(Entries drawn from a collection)
━━━━━━━━━━━━━━━━━━━━━━━━━━━━━━

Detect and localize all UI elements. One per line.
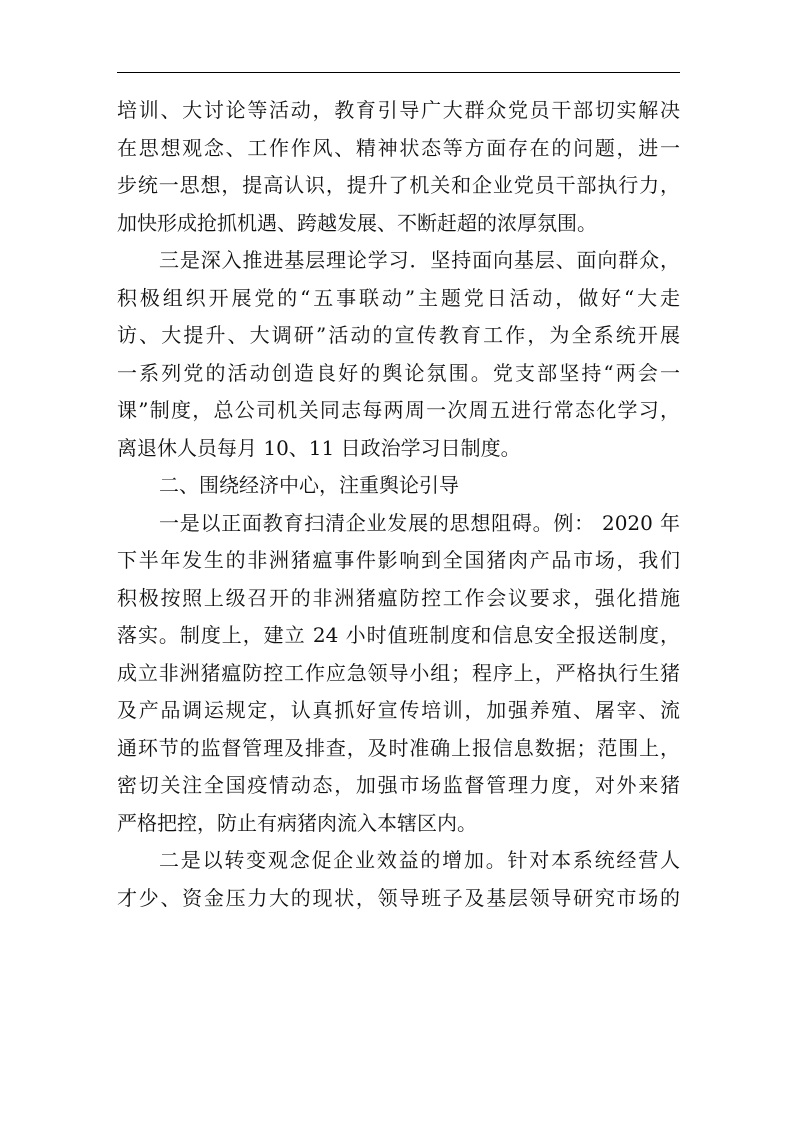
paragraph-line: 在思想观念、工作作风、精神状态等方面存在的问题，进一 (117, 135, 680, 160)
paragraph-line: 积极按照上级召开的非洲猪瘟防控工作会议要求，强化措施 (117, 585, 680, 610)
paragraph-line: 落实。制度上，建立 24 小时值班制度和信息安全报送制度， (117, 623, 680, 647)
paragraph-line: 才少、资金压力大的现状，领导班子及基层领导研究市场的 (117, 885, 680, 910)
paragraph-line: 培训、大讨论等活动，教育引导广大群众党员干部切实解决 (117, 98, 680, 122)
paragraph-line: 及产品调运规定，认真抓好宣传培训，加强养殖、屠宰、流 (117, 698, 680, 722)
paragraph-line: 成立非洲猪瘟防控工作应急领导小组；程序上，严格执行生猪 (117, 660, 680, 685)
paragraph-line: 三是深入推进基层理论学习．坚持面向基层、面向群众， (159, 248, 680, 272)
paragraph-line: 二是以转变观念促企业效益的增加。针对本系统经营人 (159, 848, 680, 872)
section-heading: 二、围绕经济中心，注重舆论引导 (159, 473, 459, 497)
paragraph-line: 积极组织开展党的“五事联动”主题党日活动，做好“大走 (117, 285, 680, 310)
paragraph-line: 离退休人员每月 10、11 日政治学习日制度。 (117, 435, 521, 460)
paragraph-line: 加快形成抢抓机遇、跨越发展、不断赶超的浓厚氛围。 (117, 210, 597, 235)
paragraph-line: 下半年发生的非洲猪瘟事件影响到全国猪肉产品市场，我们 (117, 548, 680, 572)
document-body (117, 92, 680, 917)
paragraph-line: 课”制度，总公司机关同志每两周一次周五进行常态化学习， (117, 398, 680, 422)
paragraph-line: 访、大提升、大调研”活动的宣传教育工作，为全系统开展 (117, 323, 680, 347)
paragraph-line: 一系列党的活动创造良好的舆论氛围。党支部坚持“两会一 (117, 360, 680, 385)
paragraph-line: 严格把控，防止有病猪肉流入本辖区内。 (117, 810, 477, 835)
header-rule (117, 72, 680, 73)
paragraph-line: 步统一思想，提高认识，提升了机关和企业党员干部执行力， (117, 173, 680, 197)
paragraph-line: 密切关注全国疫情动态，加强市场监督管理力度，对外来猪 (117, 773, 680, 797)
paragraph-line: 通环节的监督管理及排查，及时准确上报信息数据；范围上， (117, 735, 680, 760)
paragraph-line: 一是以正面教育扫清企业发展的思想阻碍。例： 2020 年 (159, 510, 680, 535)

━━━━━━━━━━━━━━━━━━━━━━━━━━━━━━

### STATED PROBLEM
Print every line above verbatim, omitting the picture.

### RESPONSE BELOW
Detect and localize all UI elements. One per line.
paragraph-line: 在思想观念、工作作风、精神状态等方面存在的问题，进一 (117, 135, 680, 160)
paragraph-line: 积极按照上级召开的非洲猪瘟防控工作会议要求，强化措施 (117, 585, 680, 610)
paragraph-line: 落实。制度上，建立 24 小时值班制度和信息安全报送制度， (117, 623, 680, 647)
paragraph-line: 才少、资金压力大的现状，领导班子及基层领导研究市场的 (117, 885, 680, 910)
paragraph-line: 培训、大讨论等活动，教育引导广大群众党员干部切实解决 (117, 98, 680, 122)
paragraph-line: 及产品调运规定，认真抓好宣传培训，加强养殖、屠宰、流 (117, 698, 680, 722)
paragraph-line: 成立非洲猪瘟防控工作应急领导小组；程序上，严格执行生猪 (117, 660, 680, 685)
paragraph-line: 三是深入推进基层理论学习．坚持面向基层、面向群众， (159, 248, 680, 272)
paragraph-line: 二是以转变观念促企业效益的增加。针对本系统经营人 (159, 848, 680, 872)
section-heading: 二、围绕经济中心，注重舆论引导 (159, 473, 459, 497)
paragraph-line: 积极组织开展党的“五事联动”主题党日活动，做好“大走 (117, 285, 680, 310)
paragraph-line: 离退休人员每月 10、11 日政治学习日制度。 (117, 435, 521, 460)
paragraph-line: 加快形成抢抓机遇、跨越发展、不断赶超的浓厚氛围。 (117, 210, 597, 235)
paragraph-line: 下半年发生的非洲猪瘟事件影响到全国猪肉产品市场，我们 (117, 548, 680, 572)
document-body (117, 92, 680, 917)
paragraph-line: 课”制度，总公司机关同志每两周一次周五进行常态化学习， (117, 398, 680, 422)
paragraph-line: 访、大提升、大调研”活动的宣传教育工作，为全系统开展 (117, 323, 680, 347)
paragraph-line: 一系列党的活动创造良好的舆论氛围。党支部坚持“两会一 (117, 360, 680, 385)
paragraph-line: 严格把控，防止有病猪肉流入本辖区内。 (117, 810, 477, 835)
header-rule (117, 72, 680, 73)
paragraph-line: 步统一思想，提高认识，提升了机关和企业党员干部执行力， (117, 173, 680, 197)
paragraph-line: 密切关注全国疫情动态，加强市场监督管理力度，对外来猪 (117, 773, 680, 797)
paragraph-line: 通环节的监督管理及排查，及时准确上报信息数据；范围上， (117, 735, 680, 760)
paragraph-line: 一是以正面教育扫清企业发展的思想阻碍。例： 2020 年 (159, 510, 680, 535)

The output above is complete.